§ **Aim of the exercise**
Your task is to copy every record exactly.

§ **Stored items**
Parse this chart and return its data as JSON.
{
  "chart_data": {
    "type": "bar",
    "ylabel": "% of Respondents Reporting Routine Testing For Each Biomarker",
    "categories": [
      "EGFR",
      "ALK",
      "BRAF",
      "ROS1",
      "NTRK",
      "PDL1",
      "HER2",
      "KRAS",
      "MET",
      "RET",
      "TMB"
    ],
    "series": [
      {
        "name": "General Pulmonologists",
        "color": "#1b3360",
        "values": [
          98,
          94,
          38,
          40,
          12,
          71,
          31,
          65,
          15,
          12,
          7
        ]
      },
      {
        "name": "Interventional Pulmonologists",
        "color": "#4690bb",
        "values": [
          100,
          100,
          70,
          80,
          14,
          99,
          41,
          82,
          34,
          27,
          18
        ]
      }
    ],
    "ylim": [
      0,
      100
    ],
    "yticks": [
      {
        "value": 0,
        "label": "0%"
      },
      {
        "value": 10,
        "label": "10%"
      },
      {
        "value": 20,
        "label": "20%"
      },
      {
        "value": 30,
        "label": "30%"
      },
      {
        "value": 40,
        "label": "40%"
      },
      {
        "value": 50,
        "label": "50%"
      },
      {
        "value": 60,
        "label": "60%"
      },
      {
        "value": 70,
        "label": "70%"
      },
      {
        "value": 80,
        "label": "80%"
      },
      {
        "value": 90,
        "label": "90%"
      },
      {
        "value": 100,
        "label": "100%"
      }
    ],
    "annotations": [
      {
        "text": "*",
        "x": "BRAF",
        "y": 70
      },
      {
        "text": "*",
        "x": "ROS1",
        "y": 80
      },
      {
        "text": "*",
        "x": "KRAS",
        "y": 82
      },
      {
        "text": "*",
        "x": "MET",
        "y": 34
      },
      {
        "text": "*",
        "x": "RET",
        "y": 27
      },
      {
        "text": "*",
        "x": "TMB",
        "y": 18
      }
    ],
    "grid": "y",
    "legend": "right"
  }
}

§ **Expected answer**
Parse this chart and return its data as JSON.
{
  "chart_data": {
    "type": "bar",
    "ylabel": "% of Respondents Reporting Routine Testing For Each Biomarker",
    "categories": [
      "EGFR",
      "ALK",
      "BRAF",
      "ROS1",
      "NTRK",
      "PDL1",
      "HER2",
      "KRAS",
      "MET",
      "RET",
      "TMB"
    ],
    "series": [
      {
        "name": "General Pulmonologists",
        "color": "#1b3360",
        "values": [
          98,
          94,
          38,
          40,
          12,
          71,
          31,
          65,
          15,
          12,
          7
        ]
      },
      {
        "name": "Interventional Pulmonologists",
        "color": "#4690bb",
        "values": [
          100,
          100,
          70,
          80,
          14,
          99,
          41,
          82,
          34,
          27,
          18
        ]
      }
    ],
    "ylim": [
      0,
      100
    ],
    "yticks": [
      {
        "value": 0,
        "label": "0%"
      },
      {
        "value": 10,
        "label": "10%"
      },
      {
        "value": 20,
        "label": "20%"
      },
      {
        "value": 30,
        "label": "30%"
      },
      {
        "value": 40,
        "label": "40%"
      },
      {
        "value": 50,
        "label": "50%"
      },
      {
        "value": 60,
        "label": "60%"
      },
      {
        "value": 70,
        "label": "70%"
      },
      {
        "value": 80,
        "label": "80%"
      },
      {
        "value": 90,
        "label": "90%"
      },
      {
        "value": 100,
        "label": "100%"
      }
    ],
    "annotations": [
      {
        "text": "*",
        "x": "BRAF",
        "y": 70
      },
      {
        "text": "*",
        "x": "ROS1",
        "y": 80
      },
      {
        "text": "*",
        "x": "KRAS",
        "y": 82
      },
      {
        "text": "*",
        "x": "MET",
        "y": 34
      },
      {
        "text": "*",
        "x": "RET",
        "y": 27
      },
      {
        "text": "*",
        "x": "TMB",
        "y": 18
      }
    ],
    "grid": "y",
    "legend": "right"
  }
}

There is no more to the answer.